### [PROBLEM TO SOLVE]
Wherever the word "Simulated" appears in a line, copy that line.

### [INPUT RECORDS]
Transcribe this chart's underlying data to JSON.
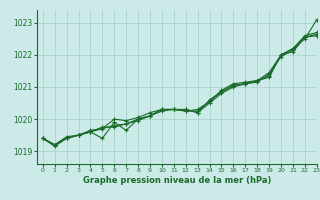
{
  "xlabel": "Graphe pression niveau de la mer (hPa)",
  "xlim": [
    -0.5,
    23
  ],
  "ylim": [
    1018.6,
    1023.4
  ],
  "yticks": [
    1019,
    1020,
    1021,
    1022,
    1023
  ],
  "xticks": [
    0,
    1,
    2,
    3,
    4,
    5,
    6,
    7,
    8,
    9,
    10,
    11,
    12,
    13,
    14,
    15,
    16,
    17,
    18,
    19,
    20,
    21,
    22,
    23
  ],
  "bg_color": "#cceae8",
  "line_color": "#1a6b2a",
  "grid_color": "#aad4cc",
  "lines": [
    [
      1019.4,
      1019.2,
      1019.4,
      1019.5,
      1019.6,
      1019.7,
      1019.8,
      1019.85,
      1020.0,
      1020.1,
      1020.3,
      1020.3,
      1020.3,
      1020.2,
      1020.5,
      1020.8,
      1021.0,
      1021.1,
      1021.2,
      1021.3,
      1022.0,
      1022.2,
      1022.5,
      1023.1
    ],
    [
      1019.4,
      1019.15,
      1019.4,
      1019.5,
      1019.6,
      1019.4,
      1019.9,
      1019.65,
      1020.0,
      1020.1,
      1020.3,
      1020.3,
      1020.3,
      1020.2,
      1020.6,
      1020.85,
      1021.05,
      1021.1,
      1021.2,
      1021.35,
      1022.0,
      1022.1,
      1022.55,
      1022.6
    ],
    [
      1019.4,
      1019.2,
      1019.4,
      1019.5,
      1019.65,
      1019.7,
      1020.0,
      1019.95,
      1020.05,
      1020.2,
      1020.3,
      1020.3,
      1020.25,
      1020.3,
      1020.55,
      1020.85,
      1021.05,
      1021.1,
      1021.15,
      1021.4,
      1021.95,
      1022.15,
      1022.55,
      1022.65
    ],
    [
      1019.4,
      1019.2,
      1019.45,
      1019.5,
      1019.6,
      1019.75,
      1019.75,
      1019.85,
      1019.95,
      1020.1,
      1020.25,
      1020.3,
      1020.25,
      1020.25,
      1020.55,
      1020.9,
      1021.1,
      1021.15,
      1021.2,
      1021.45,
      1022.0,
      1022.2,
      1022.6,
      1022.7
    ]
  ]
}
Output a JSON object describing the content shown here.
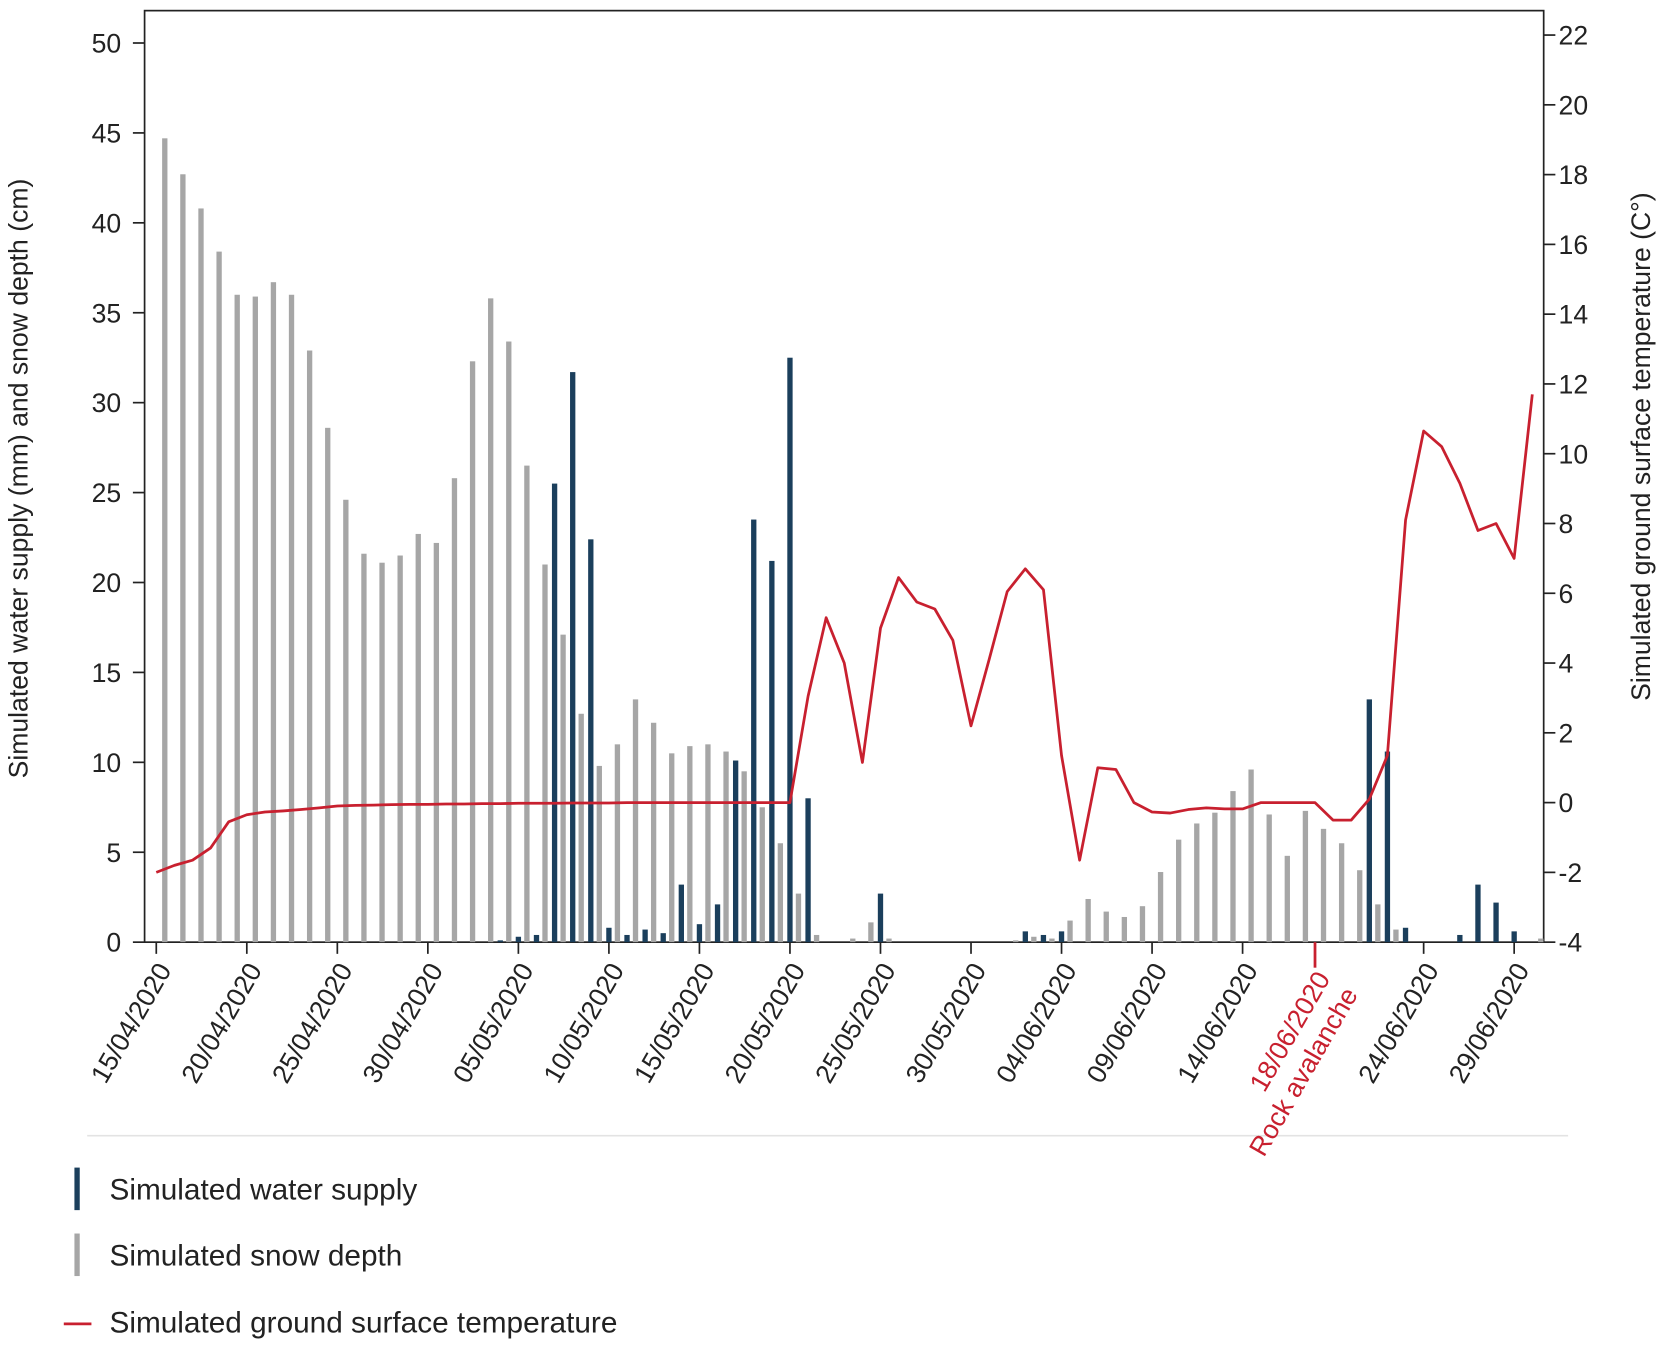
{
  "chart_data": {
    "type": "bar-line",
    "ylabel": "Simulated water supply (mm) and snow depth (cm)",
    "y2label": "Simulated ground surface temperature (C°)",
    "categories": [
      "15/04/2020",
      null,
      null,
      null,
      null,
      "20/04/2020",
      null,
      null,
      null,
      null,
      "25/04/2020",
      null,
      null,
      null,
      null,
      "30/04/2020",
      null,
      null,
      null,
      null,
      "05/05/2020",
      null,
      null,
      null,
      null,
      "10/05/2020",
      null,
      null,
      null,
      null,
      "15/05/2020",
      null,
      null,
      null,
      null,
      "20/05/2020",
      null,
      null,
      null,
      null,
      "25/05/2020",
      null,
      null,
      null,
      null,
      "30/05/2020",
      null,
      null,
      null,
      null,
      "04/06/2020",
      null,
      null,
      null,
      null,
      "09/06/2020",
      null,
      null,
      null,
      null,
      "14/06/2020",
      null,
      null,
      null,
      "18/06/2020",
      null,
      null,
      null,
      null,
      null,
      "24/06/2020",
      null,
      null,
      null,
      null,
      "29/06/2020",
      null
    ],
    "annotations": [
      {
        "category": "18/06/2020",
        "text": "Rock avalanche",
        "color": "#c8202f"
      }
    ],
    "series": [
      {
        "name": "Simulated water supply",
        "type": "bar",
        "color": "#1b3f5c",
        "values": [
          0,
          0,
          0,
          0,
          0,
          0,
          0,
          0,
          0,
          0,
          0,
          0,
          0,
          0,
          0,
          0,
          0,
          0,
          0,
          0.1,
          0.3,
          0.4,
          25.5,
          31.7,
          22.4,
          0.8,
          0.4,
          0.7,
          0.5,
          3.2,
          1.0,
          2.1,
          10.1,
          23.5,
          21.2,
          32.5,
          8.0,
          0,
          0,
          0,
          2.7,
          0,
          0,
          0,
          0,
          0,
          0,
          0,
          0.6,
          0.4,
          0.6,
          0,
          0,
          0,
          0,
          0,
          0,
          0,
          0,
          0,
          0,
          0,
          0,
          0,
          0,
          0,
          0,
          13.5,
          10.6,
          0.8,
          0,
          0,
          0.4,
          3.2,
          2.2,
          0.6,
          0
        ]
      },
      {
        "name": "Simulated snow depth",
        "type": "bar",
        "color": "#a6a6a6",
        "values": [
          44.7,
          42.7,
          40.8,
          38.4,
          36.0,
          35.9,
          36.7,
          36.0,
          32.9,
          28.6,
          24.6,
          21.6,
          21.1,
          21.5,
          22.7,
          22.2,
          25.8,
          32.3,
          35.8,
          33.4,
          26.5,
          21.0,
          17.1,
          12.7,
          9.8,
          11.0,
          13.5,
          12.2,
          10.5,
          10.9,
          11.0,
          10.6,
          9.5,
          7.5,
          5.5,
          2.7,
          0.4,
          0,
          0.2,
          1.1,
          0.2,
          0,
          0,
          0,
          0,
          0,
          0,
          0.1,
          0.3,
          0.2,
          1.2,
          2.4,
          1.7,
          1.4,
          2.0,
          3.9,
          5.7,
          6.6,
          7.2,
          8.4,
          9.6,
          7.1,
          4.8,
          7.3,
          6.3,
          5.5,
          4.0,
          2.1,
          0.7,
          0,
          0,
          0,
          0,
          0,
          0,
          0,
          0.2
        ]
      },
      {
        "name": "Simulated ground surface temperature",
        "type": "line",
        "axis": "y2",
        "color": "#c8202f",
        "values": [
          -2.0,
          -1.8,
          -1.65,
          -1.3,
          -0.55,
          -0.35,
          -0.27,
          -0.24,
          -0.2,
          -0.15,
          -0.1,
          -0.08,
          -0.07,
          -0.06,
          -0.05,
          -0.05,
          -0.04,
          -0.04,
          -0.03,
          -0.03,
          -0.02,
          -0.02,
          -0.02,
          -0.01,
          -0.01,
          -0.01,
          0,
          0,
          0,
          0,
          0,
          0,
          0,
          0,
          0,
          0,
          3.05,
          5.3,
          4.0,
          1.15,
          5.0,
          6.45,
          5.75,
          5.55,
          4.65,
          2.2,
          4.1,
          6.05,
          6.7,
          6.1,
          1.35,
          -1.65,
          1.0,
          0.95,
          0,
          -0.27,
          -0.3,
          -0.2,
          -0.15,
          -0.18,
          -0.18,
          0,
          0,
          0,
          0,
          -0.5,
          -0.5,
          0.1,
          1.35,
          8.1,
          10.65,
          10.2,
          9.15,
          7.8,
          8.0,
          7.0,
          11.7
        ]
      }
    ],
    "ylim": [
      0,
      51.8
    ],
    "yticks": [
      0,
      5,
      10,
      15,
      20,
      25,
      30,
      35,
      40,
      45,
      50
    ],
    "y2lim": [
      -4,
      22.7
    ],
    "y2ticks": [
      -4,
      -2,
      0,
      2,
      4,
      6,
      8,
      10,
      12,
      14,
      16,
      18,
      20,
      22
    ],
    "grid": false
  }
}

### [COMPLETE OUTPUT]
    "ylabel": "Simulated water supply (mm) and snow depth (cm)",
    "y2label": "Simulated ground surface temperature (C°)",
        "name": "Simulated water supply",
        "name": "Simulated snow depth",
        "name": "Simulated ground surface temperature",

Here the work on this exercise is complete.